══ TASK DATA ══

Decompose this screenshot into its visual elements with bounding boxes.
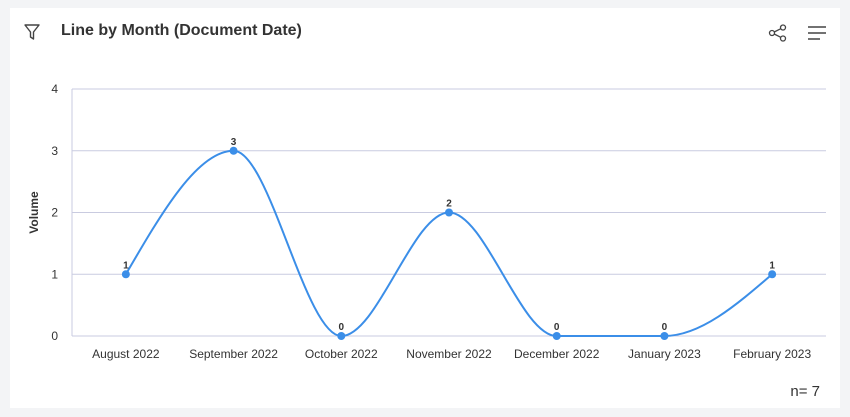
x-tick-label: December 2022 (514, 347, 600, 361)
y-tick-label: 4 (51, 82, 58, 96)
data-point (445, 208, 453, 217)
data-point (660, 332, 669, 340)
data-point (121, 270, 130, 279)
y-axis-label: Volume (27, 191, 41, 234)
data-label: 0 (554, 322, 560, 333)
x-tick-label: February 2023 (733, 347, 811, 361)
data-label: 2 (446, 199, 452, 210)
x-tick-label: October 2022 (305, 347, 378, 361)
x-tick-label: August 2022 (92, 347, 160, 361)
y-tick-label: 1 (51, 267, 58, 281)
chart-card: Line by Month (Document Date) n= 7 (10, 8, 840, 408)
data-point (337, 332, 346, 340)
x-tick-label: January 2023 (628, 347, 701, 361)
filter-icon[interactable] (24, 23, 40, 41)
data-label: 3 (231, 137, 237, 148)
y-tick-label: 0 (51, 329, 58, 343)
data-point (552, 332, 561, 340)
y-tick-label: 3 (51, 144, 58, 158)
data-point (768, 270, 777, 279)
data-point (229, 146, 238, 155)
series-line (124, 149, 773, 338)
data-label: 1 (123, 260, 129, 271)
share-icon[interactable] (768, 24, 788, 42)
y-tick-label: 2 (51, 206, 58, 220)
data-label: 0 (339, 322, 345, 333)
n-count: n= 7 (790, 383, 820, 400)
data-label: 0 (662, 322, 668, 333)
chart-title: Line by Month (Document Date) (61, 22, 302, 39)
menu-icon[interactable] (807, 25, 827, 41)
x-tick-label: September 2022 (189, 347, 278, 361)
x-tick-label: November 2022 (406, 347, 492, 361)
data-label: 1 (769, 260, 775, 271)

═══

TASK OBJECTIVE>
Please copy out, word for word, the lines beginning with the one that contains "x-tick-label: December 2022" and continuing through the one that contains "data-label: 0 (554, 322, 560, 333)".

RESULT OF THE EXERCISE>
x-tick-label: December 2022 (514, 347, 600, 361)
y-tick-label: 4 (51, 82, 58, 96)
data-point (445, 208, 453, 217)
data-point (660, 332, 669, 340)
data-point (121, 270, 130, 279)
y-axis-label: Volume (27, 191, 41, 234)
data-label: 0 (554, 322, 560, 333)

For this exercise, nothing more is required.